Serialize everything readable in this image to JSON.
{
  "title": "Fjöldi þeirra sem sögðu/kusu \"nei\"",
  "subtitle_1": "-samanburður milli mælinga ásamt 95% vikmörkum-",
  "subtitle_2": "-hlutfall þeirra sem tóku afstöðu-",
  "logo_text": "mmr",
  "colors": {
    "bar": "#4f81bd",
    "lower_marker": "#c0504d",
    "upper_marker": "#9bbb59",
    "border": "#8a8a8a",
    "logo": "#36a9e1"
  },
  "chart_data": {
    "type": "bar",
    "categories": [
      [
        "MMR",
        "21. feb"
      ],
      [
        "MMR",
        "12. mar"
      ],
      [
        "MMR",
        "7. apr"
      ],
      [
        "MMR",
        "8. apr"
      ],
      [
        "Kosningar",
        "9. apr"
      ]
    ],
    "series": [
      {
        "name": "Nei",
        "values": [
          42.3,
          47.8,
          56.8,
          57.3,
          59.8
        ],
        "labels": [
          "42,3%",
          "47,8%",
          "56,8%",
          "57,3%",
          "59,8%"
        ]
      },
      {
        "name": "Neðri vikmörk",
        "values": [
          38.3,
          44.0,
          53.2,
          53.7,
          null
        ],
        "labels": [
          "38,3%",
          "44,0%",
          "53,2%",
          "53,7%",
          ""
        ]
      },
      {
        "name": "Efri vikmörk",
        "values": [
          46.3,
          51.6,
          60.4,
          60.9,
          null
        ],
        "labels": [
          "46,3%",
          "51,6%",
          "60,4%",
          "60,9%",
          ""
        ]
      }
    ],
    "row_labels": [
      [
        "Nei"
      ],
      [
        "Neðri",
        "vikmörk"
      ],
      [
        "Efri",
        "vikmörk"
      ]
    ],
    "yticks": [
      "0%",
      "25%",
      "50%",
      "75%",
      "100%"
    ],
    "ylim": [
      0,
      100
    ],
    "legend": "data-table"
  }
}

==*==

## Written problem:
The records above are to be repeated exactly, in their entirety.

## Problem solution:
Serialize everything readable in this image to JSON.
{
  "title": "Fjöldi þeirra sem sögðu/kusu \"nei\"",
  "subtitle_1": "-samanburður milli mælinga ásamt 95% vikmörkum-",
  "subtitle_2": "-hlutfall þeirra sem tóku afstöðu-",
  "logo_text": "mmr",
  "colors": {
    "bar": "#4f81bd",
    "lower_marker": "#c0504d",
    "upper_marker": "#9bbb59",
    "border": "#8a8a8a",
    "logo": "#36a9e1"
  },
  "chart_data": {
    "type": "bar",
    "categories": [
      [
        "MMR",
        "21. feb"
      ],
      [
        "MMR",
        "12. mar"
      ],
      [
        "MMR",
        "7. apr"
      ],
      [
        "MMR",
        "8. apr"
      ],
      [
        "Kosningar",
        "9. apr"
      ]
    ],
    "series": [
      {
        "name": "Nei",
        "values": [
          42.3,
          47.8,
          56.8,
          57.3,
          59.8
        ],
        "labels": [
          "42,3%",
          "47,8%",
          "56,8%",
          "57,3%",
          "59,8%"
        ]
      },
      {
        "name": "Neðri vikmörk",
        "values": [
          38.3,
          44.0,
          53.2,
          53.7,
          null
        ],
        "labels": [
          "38,3%",
          "44,0%",
          "53,2%",
          "53,7%",
          ""
        ]
      },
      {
        "name": "Efri vikmörk",
        "values": [
          46.3,
          51.6,
          60.4,
          60.9,
          null
        ],
        "labels": [
          "46,3%",
          "51,6%",
          "60,4%",
          "60,9%",
          ""
        ]
      }
    ],
    "row_labels": [
      [
        "Nei"
      ],
      [
        "Neðri",
        "vikmörk"
      ],
      [
        "Efri",
        "vikmörk"
      ]
    ],
    "yticks": [
      "0%",
      "25%",
      "50%",
      "75%",
      "100%"
    ],
    "ylim": [
      0,
      100
    ],
    "legend": "data-table"
  }
}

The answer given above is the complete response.